* [WHAT YOU WILL DO]
Report how many lines of the records below contain the string "Configurações", matching case exactly. Give only the number.

* [SUPPLIED DATA]
★ ★ ★ ★

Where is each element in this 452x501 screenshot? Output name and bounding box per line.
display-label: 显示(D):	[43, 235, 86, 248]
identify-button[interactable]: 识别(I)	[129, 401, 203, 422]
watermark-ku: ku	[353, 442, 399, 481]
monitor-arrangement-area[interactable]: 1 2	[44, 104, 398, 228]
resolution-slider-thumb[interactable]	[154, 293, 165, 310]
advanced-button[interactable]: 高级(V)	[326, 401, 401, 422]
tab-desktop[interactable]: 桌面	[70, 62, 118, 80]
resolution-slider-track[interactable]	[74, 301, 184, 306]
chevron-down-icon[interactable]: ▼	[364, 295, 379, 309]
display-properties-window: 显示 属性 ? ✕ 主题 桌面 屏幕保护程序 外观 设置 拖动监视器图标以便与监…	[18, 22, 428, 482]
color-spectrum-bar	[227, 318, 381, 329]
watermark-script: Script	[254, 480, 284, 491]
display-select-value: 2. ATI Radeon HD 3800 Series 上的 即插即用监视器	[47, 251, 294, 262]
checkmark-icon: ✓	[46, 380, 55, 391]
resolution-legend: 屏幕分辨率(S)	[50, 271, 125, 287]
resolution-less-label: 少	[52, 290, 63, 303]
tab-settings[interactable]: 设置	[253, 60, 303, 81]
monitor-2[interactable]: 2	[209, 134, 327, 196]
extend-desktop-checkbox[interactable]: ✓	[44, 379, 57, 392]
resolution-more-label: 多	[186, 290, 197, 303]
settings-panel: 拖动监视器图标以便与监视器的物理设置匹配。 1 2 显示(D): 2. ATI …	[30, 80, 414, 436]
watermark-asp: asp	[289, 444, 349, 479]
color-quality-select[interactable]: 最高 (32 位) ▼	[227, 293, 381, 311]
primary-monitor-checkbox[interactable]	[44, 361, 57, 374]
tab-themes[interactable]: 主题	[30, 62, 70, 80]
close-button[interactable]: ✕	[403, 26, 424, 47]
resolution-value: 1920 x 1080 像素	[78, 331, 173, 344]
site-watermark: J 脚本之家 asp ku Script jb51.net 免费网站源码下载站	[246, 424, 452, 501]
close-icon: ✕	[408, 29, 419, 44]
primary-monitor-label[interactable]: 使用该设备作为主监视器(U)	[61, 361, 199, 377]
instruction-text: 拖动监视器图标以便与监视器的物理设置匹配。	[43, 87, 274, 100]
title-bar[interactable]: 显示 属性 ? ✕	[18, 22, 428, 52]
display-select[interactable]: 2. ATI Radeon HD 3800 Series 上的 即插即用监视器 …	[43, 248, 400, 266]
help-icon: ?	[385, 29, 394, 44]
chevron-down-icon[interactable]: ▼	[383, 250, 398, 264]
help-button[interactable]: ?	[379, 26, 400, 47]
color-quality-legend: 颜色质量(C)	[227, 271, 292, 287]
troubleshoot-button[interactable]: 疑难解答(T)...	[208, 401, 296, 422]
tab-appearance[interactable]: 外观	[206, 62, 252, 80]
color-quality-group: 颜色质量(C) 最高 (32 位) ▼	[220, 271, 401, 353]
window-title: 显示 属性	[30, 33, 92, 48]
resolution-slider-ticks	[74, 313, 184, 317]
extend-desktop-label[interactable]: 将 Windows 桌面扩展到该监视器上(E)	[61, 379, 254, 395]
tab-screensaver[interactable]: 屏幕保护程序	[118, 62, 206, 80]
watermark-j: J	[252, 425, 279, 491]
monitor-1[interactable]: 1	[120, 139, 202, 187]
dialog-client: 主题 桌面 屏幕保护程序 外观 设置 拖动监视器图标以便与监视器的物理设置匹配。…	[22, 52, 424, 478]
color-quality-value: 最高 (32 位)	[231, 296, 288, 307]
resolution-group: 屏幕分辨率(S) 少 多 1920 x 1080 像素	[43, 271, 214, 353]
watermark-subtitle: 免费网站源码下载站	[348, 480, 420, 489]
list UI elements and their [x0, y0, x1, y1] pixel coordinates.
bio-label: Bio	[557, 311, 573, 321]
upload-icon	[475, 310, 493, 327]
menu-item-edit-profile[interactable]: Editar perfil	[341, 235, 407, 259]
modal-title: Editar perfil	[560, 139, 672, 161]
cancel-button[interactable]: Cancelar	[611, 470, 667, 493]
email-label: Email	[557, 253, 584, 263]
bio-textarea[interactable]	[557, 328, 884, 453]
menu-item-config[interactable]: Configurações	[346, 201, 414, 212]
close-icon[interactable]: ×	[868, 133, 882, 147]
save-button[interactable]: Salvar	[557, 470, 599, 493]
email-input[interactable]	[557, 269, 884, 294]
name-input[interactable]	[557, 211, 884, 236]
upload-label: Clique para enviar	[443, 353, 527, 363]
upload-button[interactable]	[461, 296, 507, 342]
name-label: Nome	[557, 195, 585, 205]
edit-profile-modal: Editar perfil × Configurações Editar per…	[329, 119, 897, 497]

★ ★ ★ ★

* [FINAL RESULT]
2